Task details
Copy out the listing in full, exactly as written, but not its pictures.

Raw data
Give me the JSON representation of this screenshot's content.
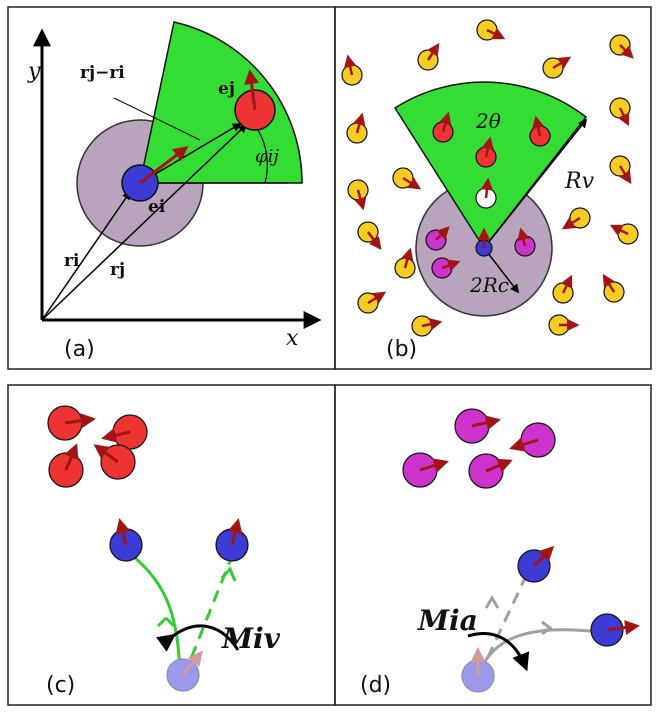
{
  "panels": {
    "a": {
      "tag": "(a)",
      "axis_x": "x",
      "axis_y": "y",
      "label_rj_minus_ri": "rj−ri",
      "label_ej": "ej",
      "label_ei": "ei",
      "label_ri": "ri",
      "label_rj": "rj",
      "label_phi": "φij"
    },
    "b": {
      "tag": "(b)",
      "label_2theta": "2θ",
      "label_Rv": "Rv",
      "label_2Rc": "2Rc"
    },
    "c": {
      "tag": "(c)",
      "label_M": "Miv"
    },
    "d": {
      "tag": "(d)",
      "label_M": "Mia"
    }
  },
  "colors": {
    "vision_cone": "#33dd33",
    "repulsion_disk": "#b8a4bd",
    "focal": "#3d3bd6",
    "red_particle": "#ee3333",
    "magenta_particle": "#cc33cc",
    "yellow_particle": "#f4cc22",
    "arrow": "#a31515",
    "green_path": "#33cc33",
    "gray_path": "#a0a0a0"
  }
}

Finished exercise
Give me the JSON representation of this screenshot's content.
{
  "panels": {
    "a": {
      "tag": "(a)",
      "axis_x": "x",
      "axis_y": "y",
      "label_rj_minus_ri": "rj−ri",
      "label_ej": "ej",
      "label_ei": "ei",
      "label_ri": "ri",
      "label_rj": "rj",
      "label_phi": "φij"
    },
    "b": {
      "tag": "(b)",
      "label_2theta": "2θ",
      "label_Rv": "Rv",
      "label_2Rc": "2Rc"
    },
    "c": {
      "tag": "(c)",
      "label_M": "Miv"
    },
    "d": {
      "tag": "(d)",
      "label_M": "Mia"
    }
  },
  "colors": {
    "vision_cone": "#33dd33",
    "repulsion_disk": "#b8a4bd",
    "focal": "#3d3bd6",
    "red_particle": "#ee3333",
    "magenta_particle": "#cc33cc",
    "yellow_particle": "#f4cc22",
    "arrow": "#a31515",
    "green_path": "#33cc33",
    "gray_path": "#a0a0a0"
  }
}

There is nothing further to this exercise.